──────── Provided entries
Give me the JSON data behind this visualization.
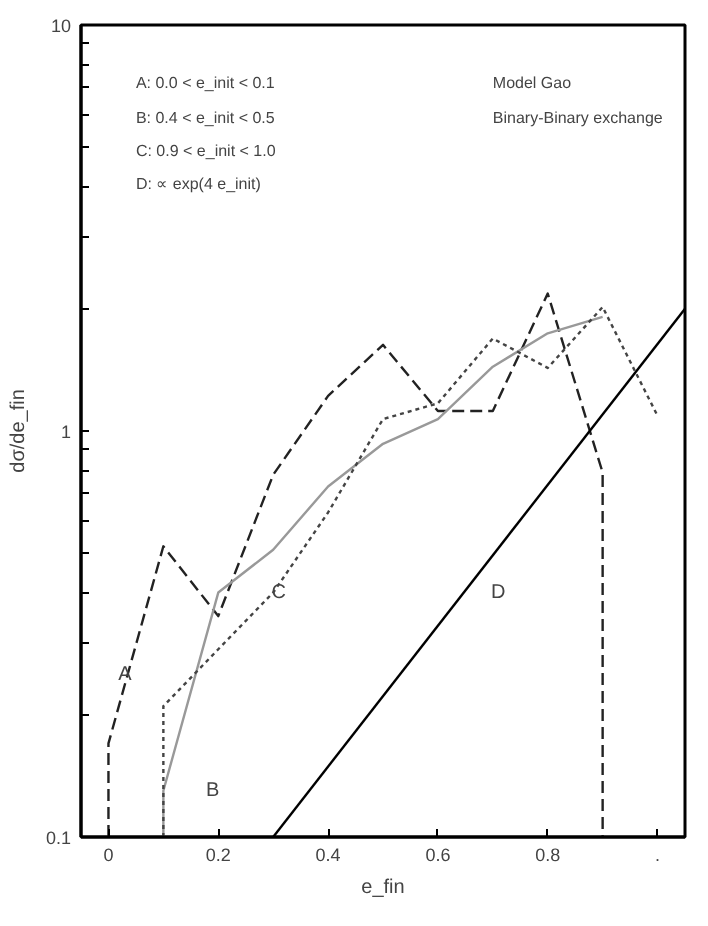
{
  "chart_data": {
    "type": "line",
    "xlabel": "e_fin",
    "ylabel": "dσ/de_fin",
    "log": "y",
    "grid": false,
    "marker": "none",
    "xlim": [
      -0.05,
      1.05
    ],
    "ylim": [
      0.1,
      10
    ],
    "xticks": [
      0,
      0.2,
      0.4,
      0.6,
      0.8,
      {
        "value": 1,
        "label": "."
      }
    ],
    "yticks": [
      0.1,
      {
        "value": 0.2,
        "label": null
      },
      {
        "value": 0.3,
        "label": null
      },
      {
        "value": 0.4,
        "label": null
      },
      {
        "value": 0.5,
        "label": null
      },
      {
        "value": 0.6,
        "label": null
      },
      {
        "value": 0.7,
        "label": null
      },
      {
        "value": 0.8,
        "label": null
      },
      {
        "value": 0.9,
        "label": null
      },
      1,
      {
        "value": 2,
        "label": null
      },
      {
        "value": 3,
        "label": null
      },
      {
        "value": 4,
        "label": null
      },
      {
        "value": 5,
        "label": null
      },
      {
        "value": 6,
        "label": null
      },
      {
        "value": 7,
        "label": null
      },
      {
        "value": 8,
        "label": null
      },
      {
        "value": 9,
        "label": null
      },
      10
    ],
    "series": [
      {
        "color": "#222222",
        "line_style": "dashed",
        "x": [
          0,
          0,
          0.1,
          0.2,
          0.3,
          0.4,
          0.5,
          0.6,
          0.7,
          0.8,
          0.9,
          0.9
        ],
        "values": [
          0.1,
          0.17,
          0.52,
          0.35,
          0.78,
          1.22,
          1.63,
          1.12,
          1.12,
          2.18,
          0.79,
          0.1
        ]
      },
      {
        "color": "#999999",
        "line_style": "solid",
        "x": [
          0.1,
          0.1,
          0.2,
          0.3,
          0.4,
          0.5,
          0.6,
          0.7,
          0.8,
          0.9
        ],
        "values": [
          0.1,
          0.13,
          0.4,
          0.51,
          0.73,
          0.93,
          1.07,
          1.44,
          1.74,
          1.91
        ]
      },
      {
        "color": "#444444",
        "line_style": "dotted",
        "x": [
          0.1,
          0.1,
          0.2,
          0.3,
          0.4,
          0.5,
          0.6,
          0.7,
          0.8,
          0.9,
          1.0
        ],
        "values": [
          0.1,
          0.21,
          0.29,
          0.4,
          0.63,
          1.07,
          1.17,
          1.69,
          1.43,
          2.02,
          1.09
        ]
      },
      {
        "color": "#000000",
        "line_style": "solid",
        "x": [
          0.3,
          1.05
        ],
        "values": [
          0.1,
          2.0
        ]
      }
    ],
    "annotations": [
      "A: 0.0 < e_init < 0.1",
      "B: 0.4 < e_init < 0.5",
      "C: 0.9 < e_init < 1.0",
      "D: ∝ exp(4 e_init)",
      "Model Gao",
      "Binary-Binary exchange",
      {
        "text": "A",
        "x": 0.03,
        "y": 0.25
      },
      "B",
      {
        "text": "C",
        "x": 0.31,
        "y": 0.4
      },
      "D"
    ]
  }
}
────────────────
* **Do this**
Reproduce every line exactly and omit all pictures.

* **Output**
Give me the JSON data behind this visualization.
{
  "chart_data": {
    "type": "line",
    "xlabel": "e_fin",
    "ylabel": "dσ/de_fin",
    "log": "y",
    "grid": false,
    "marker": "none",
    "xlim": [
      -0.05,
      1.05
    ],
    "ylim": [
      0.1,
      10
    ],
    "xticks": [
      0,
      0.2,
      0.4,
      0.6,
      0.8,
      {
        "value": 1,
        "label": "."
      }
    ],
    "yticks": [
      0.1,
      {
        "value": 0.2,
        "label": null
      },
      {
        "value": 0.3,
        "label": null
      },
      {
        "value": 0.4,
        "label": null
      },
      {
        "value": 0.5,
        "label": null
      },
      {
        "value": 0.6,
        "label": null
      },
      {
        "value": 0.7,
        "label": null
      },
      {
        "value": 0.8,
        "label": null
      },
      {
        "value": 0.9,
        "label": null
      },
      1,
      {
        "value": 2,
        "label": null
      },
      {
        "value": 3,
        "label": null
      },
      {
        "value": 4,
        "label": null
      },
      {
        "value": 5,
        "label": null
      },
      {
        "value": 6,
        "label": null
      },
      {
        "value": 7,
        "label": null
      },
      {
        "value": 8,
        "label": null
      },
      {
        "value": 9,
        "label": null
      },
      10
    ],
    "series": [
      {
        "color": "#222222",
        "line_style": "dashed",
        "x": [
          0,
          0,
          0.1,
          0.2,
          0.3,
          0.4,
          0.5,
          0.6,
          0.7,
          0.8,
          0.9,
          0.9
        ],
        "values": [
          0.1,
          0.17,
          0.52,
          0.35,
          0.78,
          1.22,
          1.63,
          1.12,
          1.12,
          2.18,
          0.79,
          0.1
        ]
      },
      {
        "color": "#999999",
        "line_style": "solid",
        "x": [
          0.1,
          0.1,
          0.2,
          0.3,
          0.4,
          0.5,
          0.6,
          0.7,
          0.8,
          0.9
        ],
        "values": [
          0.1,
          0.13,
          0.4,
          0.51,
          0.73,
          0.93,
          1.07,
          1.44,
          1.74,
          1.91
        ]
      },
      {
        "color": "#444444",
        "line_style": "dotted",
        "x": [
          0.1,
          0.1,
          0.2,
          0.3,
          0.4,
          0.5,
          0.6,
          0.7,
          0.8,
          0.9,
          1.0
        ],
        "values": [
          0.1,
          0.21,
          0.29,
          0.4,
          0.63,
          1.07,
          1.17,
          1.69,
          1.43,
          2.02,
          1.09
        ]
      },
      {
        "color": "#000000",
        "line_style": "solid",
        "x": [
          0.3,
          1.05
        ],
        "values": [
          0.1,
          2.0
        ]
      }
    ],
    "annotations": [
      "A: 0.0 < e_init < 0.1",
      "B: 0.4 < e_init < 0.5",
      "C: 0.9 < e_init < 1.0",
      "D: ∝ exp(4 e_init)",
      "Model Gao",
      "Binary-Binary exchange",
      {
        "text": "A",
        "x": 0.03,
        "y": 0.25
      },
      "B",
      {
        "text": "C",
        "x": 0.31,
        "y": 0.4
      },
      "D"
    ]
  }
}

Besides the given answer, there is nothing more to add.